PROBLEM STATEMENT: Your task is to repeat the entries underneath exactly, minus the pictures.

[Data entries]
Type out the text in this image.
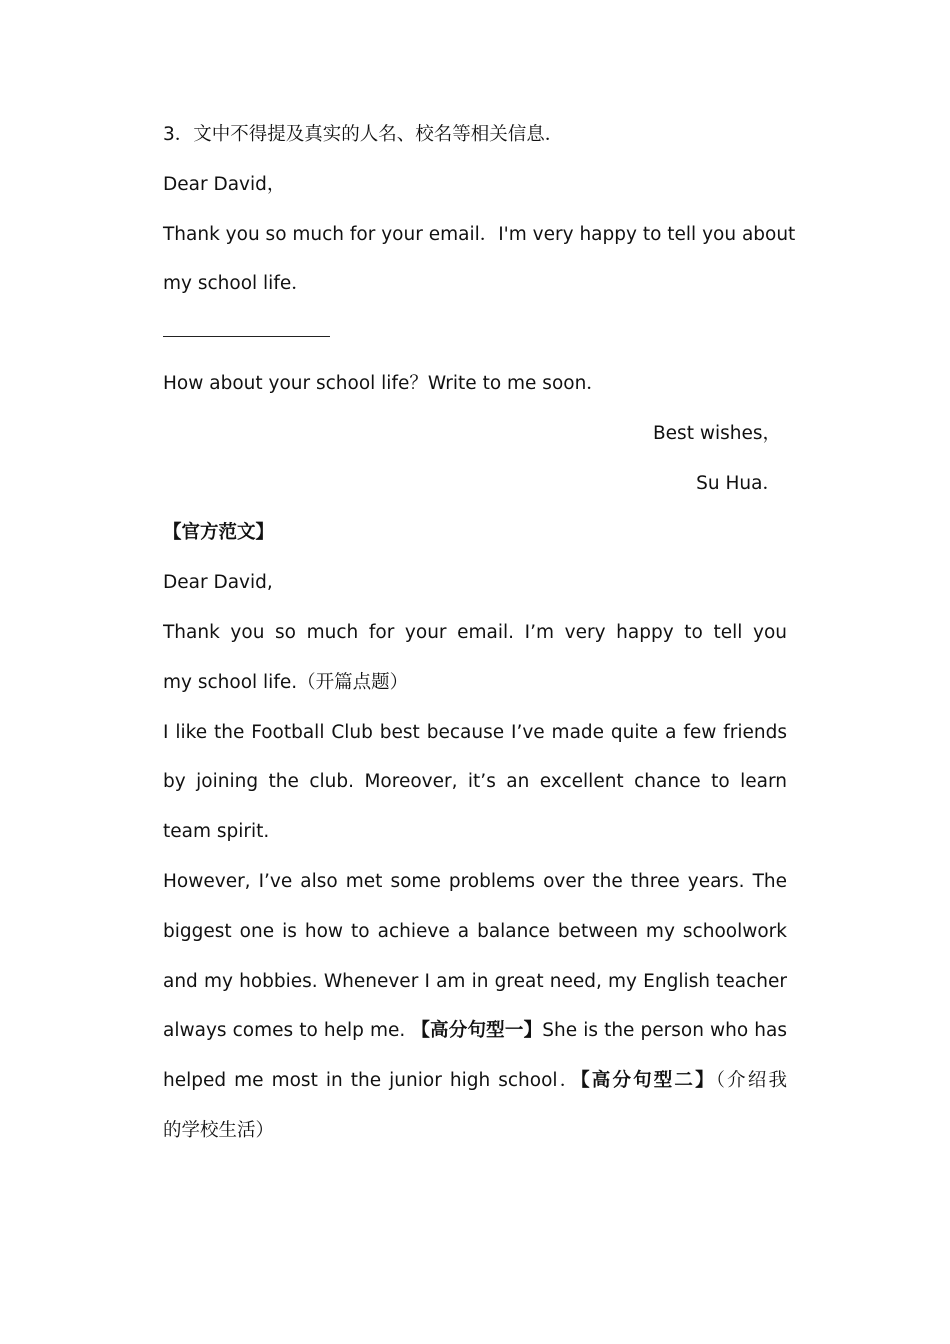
3．文中不得提及真实的人名、校名等相关信息．
Dear David，
Thank you so much for your email．I'm very happy to tell you about
my school life．
How about your school life？Write to me soon．
Best wishes，
Su Hua．
【官方范文】
Dear David,
Thank you so much for your email. I’m very happy to tell you
my school life.（开篇点题）
I like the Football Club best because I’ve made quite a few friends
by joining the club. Moreover, it’s an excellent chance to learn
team spirit.
However, I’ve also met some problems over the three years. The
biggest one is how to achieve a balance between my schoolwork
and my hobbies. Whenever I am in great need, my English teacher
always comes to help me. 【高分句型一】She is the person who has
helped me most in the junior high school．【高分句型二】（介绍我
的学校生活）
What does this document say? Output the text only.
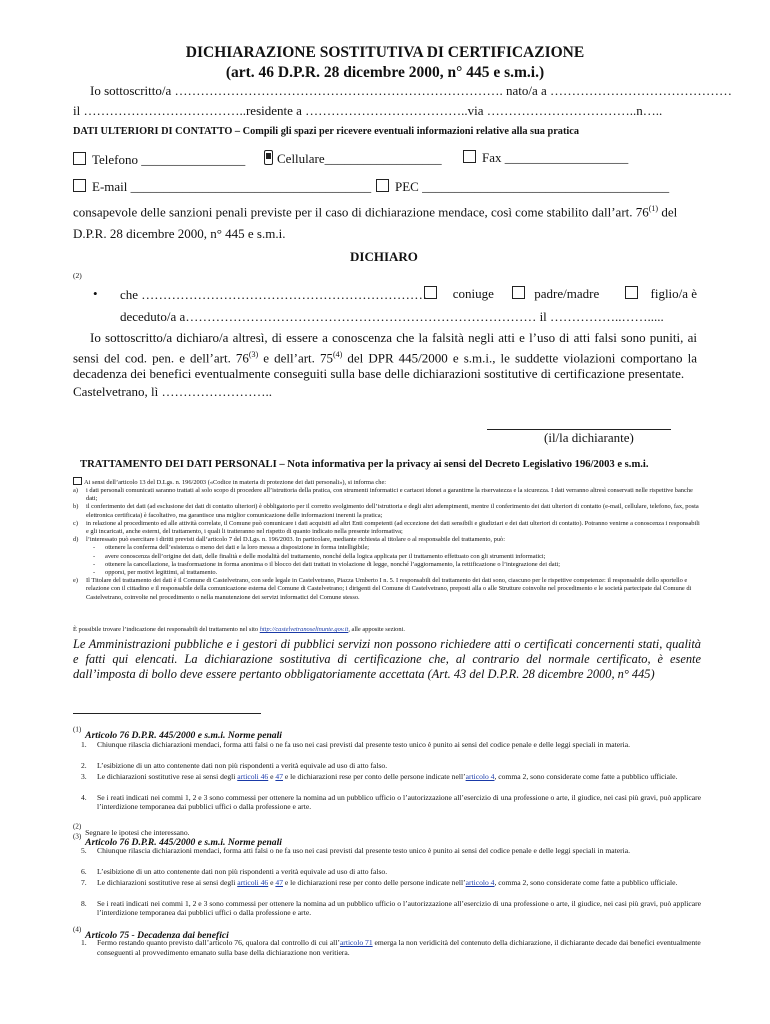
DICHIARAZIONE SOSTITUTIVA DI CERTIFICAZIONE
(art. 46 D.P.R. 28 dicembre 2000, n° 445 e s.m.i.)
Io sottoscritto/a …………………………………………………………………. nato/a a ……………………………………
il ………………………………..residente a ………………………………..via ……………………………..n…..
DATI ULTERIORI DI CONTATTO – Compili gli spazi per ricevere eventuali informazioni relative alla sua pratica
Telefono ________________	Cellulare__________________	Fax ___________________
E-mail _____________________________________	PEC ______________________________________
consapevole delle sanzioni penali previste per il caso di dichiarazione mendace, così come stabilito dall’art. 76$^{(1)}$ del
D.P.R. 28 dicembre 2000, n° 445 e s.m.i.
DICHIARO
(2)
• che …………………………………………………………	coniuge	padre/madre	figlio/a è
deceduto/a a……………………………………………………………………… il ……………..…….....
Io sottoscritto/a dichiaro/a altresì, di essere a conoscenza che la falsità negli atti e l’uso di atti falsi sono puniti, ai sensi del cod. pen. e dell’art. 76$^{(3)}$ e dell’art. 75$^{(4)}$ del DPR 445/2000 e s.m.i., le suddette violazioni comportano la decadenza dei benefici eventualmente conseguiti sulla base delle dichiarazioni sostitutive di certificazione presentate.
Castelvetrano, lì ……………………..
(il/la dichiarante)
TRATTAMENTO DEI DATI PERSONALI – Nota informativa per la privacy ai sensi del Decreto Legislativo 196/2003 e s.m.i.
Ai sensi dell’articolo 13 del D.Lgs. n. 196/2003 («Codice in materia di protezione dei dati personali»), si informa che:
a) i dati personali comunicati saranno trattati al solo scopo di procedere all’istruttoria della pratica, con strumenti informatici e cartacei idonei a garantirne la riservatezza e la sicurezza. I dati verranno altresì conservati nelle rispettive banche dati;
b) il conferimento dei dati (ad esclusione dei dati di contatto ulteriori) è obbligatorio per il corretto svolgimento dell’istruttoria e degli altri adempimenti, mentre il conferimento dei dati ulteriori di contatto (e-mail, cellulare, telefono, fax, posta elettronica certificata) è facoltativo, ma garantisce una miglior comunicazione delle informazioni inerenti la pratica;
c) in relazione al procedimento ed alle attività correlate, il Comune può comunicare i dati acquisiti ad altri Enti competenti (ad eccezione dei dati sensibili e giudiziari e dei dati ulteriori di contatto). Potranno venirne a conoscenza i responsabili e gli incaricati, anche esterni, del trattamento, i quali li tratteranno nel rispetto di quanto indicato nella presente informativa;
d) l’interessato può esercitare i diritti previsti dall’articolo 7 del D.Lgs. n. 196/2003. In particolare, mediante richiesta al titolare o al responsabile del trattamento, può:
- ottenere la conferma dell’esistenza o meno dei dati e la loro messa a disposizione in forma intelligibile;
- avere conoscenza dell’origine dei dati, delle finalità e delle modalità del trattamento, nonché della logica applicata per il trattamento effettuato con gli strumenti informatici;
- ottenere la cancellazione, la trasformazione in forma anonima o il blocco dei dati trattati in violazione di legge, nonché l’aggiornamento, la rettificazione o l’integrazione dei dati;
- opporsi, per motivi legittimi, al trattamento.
e) Il Titolare del trattamento dei dati è il Comune di Castelvetrano, con sede legale in Castelvetrano, Piazza Umberto I n. 5. I responsabili del trattamento dei dati sono, ciascuno per le rispettive competenze: il responsabile dello sportello e relazione con il cittadino e il responsabile della comunicazione esterna del Comune di Castelvetrano; i dirigenti del Comune di Castelvetrano, preposti alla o alle Strutture coinvolte nel procedimento e le società partecipate dal Comune di Castelvetrano, coinvolte nel procedimento o nella manutenzione dei servizi informatici del Comune stesso.
È possibile trovare l’indicazione dei responsabili del trattamento nel sito http://castelvetranoselinunte.gov.it, alle apposite sezioni.
Le Amministrazioni pubbliche e i gestori di pubblici servizi non possono richiedere atti o certificati concernenti stati, qualità e fatti qui elencati. La dichiarazione sostitutiva di certificazione che, al contrario del normale certificato, è esente dall’imposta di bollo deve essere pertanto obbligatoriamente accettata (Art. 43 del D.P.R. 28 dicembre 2000, n° 445)
$^{(1)}$ Articolo 76 D.P.R. 445/2000 e s.m.i. Norme penali
1. Chiunque rilascia dichiarazioni mendaci, forma atti falsi o ne fa uso nei casi previsti dal presente testo unico è punito ai sensi del codice penale e delle leggi speciali in materia.
2. L’esibizione di un atto contenente dati non più rispondenti a verità equivale ad uso di atto falso.
3. Le dichiarazioni sostitutive rese ai sensi degli articoli 46 e 47 e le dichiarazioni rese per conto delle persone indicate nell’articolo 4, comma 2, sono considerate come fatte a pubblico ufficiale.
4. Se i reati indicati nei commi 1, 2 e 3 sono commessi per ottenere la nomina ad un pubblico ufficio o l’autorizzazione all’esercizio di una professione o arte, il giudice, nei casi più gravi, può applicare l’interdizione temporanea dai pubblici uffici o dalla professione e arte.
$^{(2)}$ Segnare le ipotesi che interessano.
$^{(3)}$ Articolo 76 D.P.R. 445/2000 e s.m.i. Norme penali
5. Chiunque rilascia dichiarazioni mendaci, forma atti falsi o ne fa uso nei casi previsti dal presente testo unico è punito ai sensi del codice penale e delle leggi speciali in materia.
6. L’esibizione di un atto contenente dati non più rispondenti a verità equivale ad uso di atto falso.
7. Le dichiarazioni sostitutive rese ai sensi degli articoli 46 e 47 e le dichiarazioni rese per conto delle persone indicate nell’articolo 4, comma 2, sono considerate come fatte a pubblico ufficiale.
8. Se i reati indicati nei commi 1, 2 e 3 sono commessi per ottenere la nomina ad un pubblico ufficio o l’autorizzazione all’esercizio di una professione o arte, il giudice, nei casi più gravi, può applicare l’interdizione temporanea dai pubblici uffici o dalla professione e arte.
$^{(4)}$ Articolo 75 - Decadenza dai benefici
1. Fermo restando quanto previsto dall’articolo 76, qualora dal controllo di cui all’articolo 71 emerga la non veridicità del contenuto della dichiarazione, il dichiarante decade dai benefici eventualmente conseguenti al provvedimento emanato sulla base della dichiarazione non veritiera.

RESPONSE:
Type out the text in this image.
3．文中不得提及真实的人名、校名等相关信息．
Dear David，
Thank you so much for your email．I'm very happy to tell you about
my school life．
How about your school life？Write to me soon．
Best wishes，
Su Hua．
【官方范文】
Dear David,
Thank you so much for your email. I’m very happy to tell you
my school life.（开篇点题）
I like the Football Club best because I’ve made quite a few friends
by joining the club. Moreover, it’s an excellent chance to learn
team spirit.
However, I’ve also met some problems over the three years. The
biggest one is how to achieve a balance between my schoolwork
and my hobbies. Whenever I am in great need, my English teacher
always comes to help me. 【高分句型一】She is the person who has
helped me most in the junior high school．【高分句型二】（介绍我
的学校生活）
What does this document say? Output the text only.
DICHIARAZIONE SOSTITUTIVA DI CERTIFICAZIONE
(art. 46 D.P.R. 28 dicembre 2000, n° 445 e s.m.i.)
Io sottoscritto/a …………………………………………………………………. nato/a a ……………………………………
il ………………………………..residente a ………………………………..via ……………………………..n…..
DATI ULTERIORI DI CONTATTO – Compili gli spazi per ricevere eventuali informazioni relative alla sua pratica
Telefono ________________	Cellulare__________________	Fax ___________________
E-mail _____________________________________	PEC ______________________________________
consapevole delle sanzioni penali previste per il caso di dichiarazione mendace, così come stabilito dall’art. 76$^{(1)}$ del
D.P.R. 28 dicembre 2000, n° 445 e s.m.i.
DICHIARO
(2)
• che …………………………………………………………	coniuge	padre/madre	figlio/a è
deceduto/a a……………………………………………………………………… il ……………..…….....
Io sottoscritto/a dichiaro/a altresì, di essere a conoscenza che la falsità negli atti e l’uso di atti falsi sono puniti, ai sensi del cod. pen. e dell’art. 76$^{(3)}$ e dell’art. 75$^{(4)}$ del DPR 445/2000 e s.m.i., le suddette violazioni comportano la decadenza dei benefici eventualmente conseguiti sulla base delle dichiarazioni sostitutive di certificazione presentate.
Castelvetrano, lì ……………………..
(il/la dichiarante)
TRATTAMENTO DEI DATI PERSONALI – Nota informativa per la privacy ai sensi del Decreto Legislativo 196/2003 e s.m.i.
Ai sensi dell’articolo 13 del D.Lgs. n. 196/2003 («Codice in materia di protezione dei dati personali»), si informa che:
a) i dati personali comunicati saranno trattati al solo scopo di procedere all’istruttoria della pratica, con strumenti informatici e cartacei idonei a garantirne la riservatezza e la sicurezza. I dati verranno altresì conservati nelle rispettive banche dati;
b) il conferimento dei dati (ad esclusione dei dati di contatto ulteriori) è obbligatorio per il corretto svolgimento dell’istruttoria e degli altri adempimenti, mentre il conferimento dei dati ulteriori di contatto (e-mail, cellulare, telefono, fax, posta elettronica certificata) è facoltativo, ma garantisce una miglior comunicazione delle informazioni inerenti la pratica;
c) in relazione al procedimento ed alle attività correlate, il Comune può comunicare i dati acquisiti ad altri Enti competenti (ad eccezione dei dati sensibili e giudiziari e dei dati ulteriori di contatto). Potranno venirne a conoscenza i responsabili e gli incaricati, anche esterni, del trattamento, i quali li tratteranno nel rispetto di quanto indicato nella presente informativa;
d) l’interessato può esercitare i diritti previsti dall’articolo 7 del D.Lgs. n. 196/2003. In particolare, mediante richiesta al titolare o al responsabile del trattamento, può:
- ottenere la conferma dell’esistenza o meno dei dati e la loro messa a disposizione in forma intelligibile;
- avere conoscenza dell’origine dei dati, delle finalità e delle modalità del trattamento, nonché della logica applicata per il trattamento effettuato con gli strumenti informatici;
- ottenere la cancellazione, la trasformazione in forma anonima o il blocco dei dati trattati in violazione di legge, nonché l’aggiornamento, la rettificazione o l’integrazione dei dati;
- opporsi, per motivi legittimi, al trattamento.
e) Il Titolare del trattamento dei dati è il Comune di Castelvetrano, con sede legale in Castelvetrano, Piazza Umberto I n. 5. I responsabili del trattamento dei dati sono, ciascuno per le rispettive competenze: il responsabile dello sportello e relazione con il cittadino e il responsabile della comunicazione esterna del Comune di Castelvetrano; i dirigenti del Comune di Castelvetrano, preposti alla o alle Strutture coinvolte nel procedimento e le società partecipate dal Comune di Castelvetrano, coinvolte nel procedimento o nella manutenzione dei servizi informatici del Comune stesso.
È possibile trovare l’indicazione dei responsabili del trattamento nel sito http://castelvetranoselinunte.gov.it, alle apposite sezioni.
Le Amministrazioni pubbliche e i gestori di pubblici servizi non possono richiedere atti o certificati concernenti stati, qualità e fatti qui elencati. La dichiarazione sostitutiva di certificazione che, al contrario del normale certificato, è esente dall’imposta di bollo deve essere pertanto obbligatoriamente accettata (Art. 43 del D.P.R. 28 dicembre 2000, n° 445)
$^{(1)}$ Articolo 76 D.P.R. 445/2000 e s.m.i. Norme penali
1. Chiunque rilascia dichiarazioni mendaci, forma atti falsi o ne fa uso nei casi previsti dal presente testo unico è punito ai sensi del codice penale e delle leggi speciali in materia.
2. L’esibizione di un atto contenente dati non più rispondenti a verità equivale ad uso di atto falso.
3. Le dichiarazioni sostitutive rese ai sensi degli articoli 46 e 47 e le dichiarazioni rese per conto delle persone indicate nell’articolo 4, comma 2, sono considerate come fatte a pubblico ufficiale.
4. Se i reati indicati nei commi 1, 2 e 3 sono commessi per ottenere la nomina ad un pubblico ufficio o l’autorizzazione all’esercizio di una professione o arte, il giudice, nei casi più gravi, può applicare l’interdizione temporanea dai pubblici uffici o dalla professione e arte.
$^{(2)}$ Segnare le ipotesi che interessano.
$^{(3)}$ Articolo 76 D.P.R. 445/2000 e s.m.i. Norme penali
5. Chiunque rilascia dichiarazioni mendaci, forma atti falsi o ne fa uso nei casi previsti dal presente testo unico è punito ai sensi del codice penale e delle leggi speciali in materia.
6. L’esibizione di un atto contenente dati non più rispondenti a verità equivale ad uso di atto falso.
7. Le dichiarazioni sostitutive rese ai sensi degli articoli 46 e 47 e le dichiarazioni rese per conto delle persone indicate nell’articolo 4, comma 2, sono considerate come fatte a pubblico ufficiale.
8. Se i reati indicati nei commi 1, 2 e 3 sono commessi per ottenere la nomina ad un pubblico ufficio o l’autorizzazione all’esercizio di una professione o arte, il giudice, nei casi più gravi, può applicare l’interdizione temporanea dai pubblici uffici o dalla professione e arte.
$^{(4)}$ Articolo 75 - Decadenza dai benefici
1. Fermo restando quanto previsto dall’articolo 76, qualora dal controllo di cui all’articolo 71 emerga la non veridicità del contenuto della dichiarazione, il dichiarante decade dai benefici eventualmente conseguenti al provvedimento emanato sulla base della dichiarazione non veritiera.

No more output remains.